GIVEN PASSAGE ->
Shares of Honeywell Flour Mills witnessed a significant rush on the floor of the Nigerian Exchange (NGX) Limited last week, pushing its price higher by 28.13 per cent.

Business Post reports that Honeywell Flour stocks, which opened the week at N1.60 each, closed last Friday at N2.05 on the back of a sudden demand for the company’s equities by investors.

The company was the best-performing stock of the week and as well as one of the most traded equities at the close of transactions for the week.

According to data from the NGX, trading in Honeywell Flour, BOC Gases and Flour Mills of Nigeria accounted for 724.1 million shares worth N3.9 billion in 1,061 deals, contributing 44.97 per cent and 31.06 per cent to the total trading volume and value respectively.

It was observed that investors transacted a total of 1.6 billion shares worth N12.6 billion in 18,622 deals last week as against the 989.6 million shares worth N8.2 billion traded in 19,617 deals a week earlier.

A breakdown showed that financial stocks accounted for 584.8 million units worth N3.7 billion exchanged in 8,658 deals, contributing 36.32 per cent and 29.62 per cent to the total trading volume and value respectively.

It was trailed by consumer goods shares which traded 525.9 million units worth N3.7 billion in 3,553 deals, and natural resources equities, which traded 250.9 million units worth N1.4 billion in 72 deals.

Apart from Honeywell Flour, other top gainers were Northern Nigerian Flour Mills, which rose by 22.76 per cent to N7.55; Airtel Africa, which rose by 15.38 per cent to N750.00; Conoil, which grew by 9.83 per cent to N22.35; and Neimeth, which gained 9.33 per cent to trade at N1.64.

Conversely, Juli was the worst-performing stock of the week after its equity price went down by 18.02 per cent to 91 kobo.

Regency Assurance dropped 12.50 per cent to 42 kobo, Cutix declined by 11.50 per cent to N5.00, Consolidated Hallmark Insurance reduced by 10.17 per cent to 53 kobo, while SFS REIT fell by 9.99 per cent to N61.75.

OBJECTIVE 1 ->
Summarize the report on Honeywell Flour Mills shares in two sentences.
OBJECTIVE 2 ->
From the records, extract the stretch from the line containing "Patent image size: (861, 637)." through the line containing "The pair of coil springs 65 is at (176, 448).", both lines included.

Collected data:

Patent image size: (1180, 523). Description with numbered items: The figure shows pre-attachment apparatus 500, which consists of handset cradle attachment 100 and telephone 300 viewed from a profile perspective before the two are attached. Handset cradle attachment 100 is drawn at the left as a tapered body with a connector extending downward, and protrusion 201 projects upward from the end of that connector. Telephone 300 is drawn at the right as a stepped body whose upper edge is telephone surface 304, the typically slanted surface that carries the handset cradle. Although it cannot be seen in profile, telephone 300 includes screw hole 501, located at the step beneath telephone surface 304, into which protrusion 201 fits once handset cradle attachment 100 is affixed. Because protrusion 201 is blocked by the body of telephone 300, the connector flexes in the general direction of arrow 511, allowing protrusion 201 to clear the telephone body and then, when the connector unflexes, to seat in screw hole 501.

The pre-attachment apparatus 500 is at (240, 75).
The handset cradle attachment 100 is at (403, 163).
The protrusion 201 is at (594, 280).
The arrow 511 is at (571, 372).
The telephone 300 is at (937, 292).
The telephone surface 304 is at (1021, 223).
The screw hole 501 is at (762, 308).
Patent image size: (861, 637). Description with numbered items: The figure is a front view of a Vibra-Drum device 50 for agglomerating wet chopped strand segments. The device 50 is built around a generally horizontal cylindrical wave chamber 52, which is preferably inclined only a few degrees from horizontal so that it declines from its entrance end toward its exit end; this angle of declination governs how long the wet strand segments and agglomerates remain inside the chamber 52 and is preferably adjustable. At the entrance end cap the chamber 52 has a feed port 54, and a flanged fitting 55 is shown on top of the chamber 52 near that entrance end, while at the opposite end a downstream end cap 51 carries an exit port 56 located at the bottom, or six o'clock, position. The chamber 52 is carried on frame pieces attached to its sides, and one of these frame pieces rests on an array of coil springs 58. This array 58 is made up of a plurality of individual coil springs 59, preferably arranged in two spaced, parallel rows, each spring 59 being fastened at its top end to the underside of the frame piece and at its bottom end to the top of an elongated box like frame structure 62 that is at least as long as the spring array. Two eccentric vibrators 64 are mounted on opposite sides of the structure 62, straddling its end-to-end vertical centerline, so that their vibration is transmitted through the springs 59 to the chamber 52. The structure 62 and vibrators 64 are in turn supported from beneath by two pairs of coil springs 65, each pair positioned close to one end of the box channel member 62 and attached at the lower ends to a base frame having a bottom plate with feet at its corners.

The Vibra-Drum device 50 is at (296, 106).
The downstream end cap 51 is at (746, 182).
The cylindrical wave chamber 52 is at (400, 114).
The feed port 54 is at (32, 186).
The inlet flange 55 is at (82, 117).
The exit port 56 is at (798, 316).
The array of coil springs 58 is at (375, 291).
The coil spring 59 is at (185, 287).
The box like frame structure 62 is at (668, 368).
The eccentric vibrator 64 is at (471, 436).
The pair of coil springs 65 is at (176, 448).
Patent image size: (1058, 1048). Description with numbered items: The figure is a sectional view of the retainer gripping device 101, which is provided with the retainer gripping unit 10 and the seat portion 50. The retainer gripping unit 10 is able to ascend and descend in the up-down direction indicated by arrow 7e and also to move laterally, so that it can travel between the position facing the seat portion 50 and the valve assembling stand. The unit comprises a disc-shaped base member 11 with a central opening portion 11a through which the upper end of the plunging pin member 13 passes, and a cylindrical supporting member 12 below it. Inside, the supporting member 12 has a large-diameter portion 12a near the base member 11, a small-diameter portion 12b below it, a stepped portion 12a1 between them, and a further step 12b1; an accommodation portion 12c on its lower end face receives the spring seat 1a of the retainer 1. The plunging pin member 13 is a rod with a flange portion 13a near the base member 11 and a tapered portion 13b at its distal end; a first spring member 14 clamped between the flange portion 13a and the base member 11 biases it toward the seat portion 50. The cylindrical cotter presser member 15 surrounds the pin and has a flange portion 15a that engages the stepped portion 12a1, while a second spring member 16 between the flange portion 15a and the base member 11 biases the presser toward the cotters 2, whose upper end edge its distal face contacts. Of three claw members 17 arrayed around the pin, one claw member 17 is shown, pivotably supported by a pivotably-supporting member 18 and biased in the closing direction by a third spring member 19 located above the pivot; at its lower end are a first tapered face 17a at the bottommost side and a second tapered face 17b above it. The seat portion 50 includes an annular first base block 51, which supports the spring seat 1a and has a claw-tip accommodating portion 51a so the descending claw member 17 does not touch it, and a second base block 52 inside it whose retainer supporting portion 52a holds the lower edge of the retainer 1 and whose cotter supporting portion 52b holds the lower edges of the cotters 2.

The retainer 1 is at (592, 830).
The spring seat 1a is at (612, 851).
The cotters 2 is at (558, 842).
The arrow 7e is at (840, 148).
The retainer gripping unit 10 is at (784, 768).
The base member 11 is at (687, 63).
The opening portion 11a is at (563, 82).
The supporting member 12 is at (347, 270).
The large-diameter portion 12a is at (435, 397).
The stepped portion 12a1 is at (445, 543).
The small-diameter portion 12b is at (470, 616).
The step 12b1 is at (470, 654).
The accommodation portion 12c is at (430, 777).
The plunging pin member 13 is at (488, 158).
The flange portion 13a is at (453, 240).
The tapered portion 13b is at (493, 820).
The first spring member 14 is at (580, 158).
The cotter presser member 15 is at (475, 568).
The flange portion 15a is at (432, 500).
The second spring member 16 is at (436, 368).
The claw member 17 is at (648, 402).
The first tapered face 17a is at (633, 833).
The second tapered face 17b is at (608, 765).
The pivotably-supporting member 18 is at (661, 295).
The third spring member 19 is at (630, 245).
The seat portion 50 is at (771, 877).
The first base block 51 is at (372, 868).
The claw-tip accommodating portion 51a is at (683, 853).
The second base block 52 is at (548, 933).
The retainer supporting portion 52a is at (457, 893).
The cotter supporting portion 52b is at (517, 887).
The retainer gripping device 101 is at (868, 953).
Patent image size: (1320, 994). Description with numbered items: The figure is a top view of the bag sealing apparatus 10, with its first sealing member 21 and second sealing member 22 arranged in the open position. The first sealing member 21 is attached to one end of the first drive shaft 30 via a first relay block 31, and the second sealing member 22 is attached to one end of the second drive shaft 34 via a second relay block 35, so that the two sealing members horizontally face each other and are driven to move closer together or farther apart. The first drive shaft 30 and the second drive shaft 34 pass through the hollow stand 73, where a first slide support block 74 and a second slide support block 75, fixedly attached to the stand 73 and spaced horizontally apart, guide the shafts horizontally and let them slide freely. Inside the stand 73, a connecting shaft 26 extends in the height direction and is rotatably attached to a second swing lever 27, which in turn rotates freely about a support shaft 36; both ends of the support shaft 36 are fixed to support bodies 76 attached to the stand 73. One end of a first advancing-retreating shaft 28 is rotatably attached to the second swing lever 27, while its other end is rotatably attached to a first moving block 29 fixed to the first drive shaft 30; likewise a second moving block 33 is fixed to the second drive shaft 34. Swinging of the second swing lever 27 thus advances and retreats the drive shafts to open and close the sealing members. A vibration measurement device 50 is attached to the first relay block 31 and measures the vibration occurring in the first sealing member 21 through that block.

EXERCISE SOLUTION 1 ->
Honeywell Flour Mills shares rose 28.13 percent on the Nigerian Exchange last week, climbing from N1.60 to N2.05 and making it the week's best-performing stock. Overall, investors traded 1.6 billion shares worth N12.6 billion in 18,622 deals, while Juli was the worst performer after dropping 18.02 percent to 91 kobo.

EXERCISE SOLUTION 2 ->
Patent image size: (861, 637). Description with numbered items: The figure is a front view of a Vibra-Drum device 50 for agglomerating wet chopped strand segments. The device 50 is built around a generally horizontal cylindrical wave chamber 52, which is preferably inclined only a few degrees from horizontal so that it declines from its entrance end toward its exit end; this angle of declination governs how long the wet strand segments and agglomerates remain inside the chamber 52 and is preferably adjustable. At the entrance end cap the chamber 52 has a feed port 54, and a flanged fitting 55 is shown on top of the chamber 52 near that entrance end, while at the opposite end a downstream end cap 51 carries an exit port 56 located at the bottom, or six o'clock, position. The chamber 52 is carried on frame pieces attached to its sides, and one of these frame pieces rests on an array of coil springs 58. This array 58 is made up of a plurality of individual coil springs 59, preferably arranged in two spaced, parallel rows, each spring 59 being fastened at its top end to the underside of the frame piece and at its bottom end to the top of an elongated box like frame structure 62 that is at least as long as the spring array. Two eccentric vibrators 64 are mounted on opposite sides of the structure 62, straddling its end-to-end vertical centerline, so that their vibration is transmitted through the springs 59 to the chamber 52. The structure 62 and vibrators 64 are in turn supported from beneath by two pairs of coil springs 65, each pair positioned close to one end of the box channel member 62 and attached at the lower ends to a base frame having a bottom plate with feet at its corners.

The Vibra-Drum device 50 is at (296, 106).
The downstream end cap 51 is at (746, 182).
The cylindrical wave chamber 52 is at (400, 114).
The feed port 54 is at (32, 186).
The inlet flange 55 is at (82, 117).
The exit port 56 is at (798, 316).
The array of coil springs 58 is at (375, 291).
The coil spring 59 is at (185, 287).
The box like frame structure 62 is at (668, 368).
The eccentric vibrator 64 is at (471, 436).
The pair of coil springs 65 is at (176, 448).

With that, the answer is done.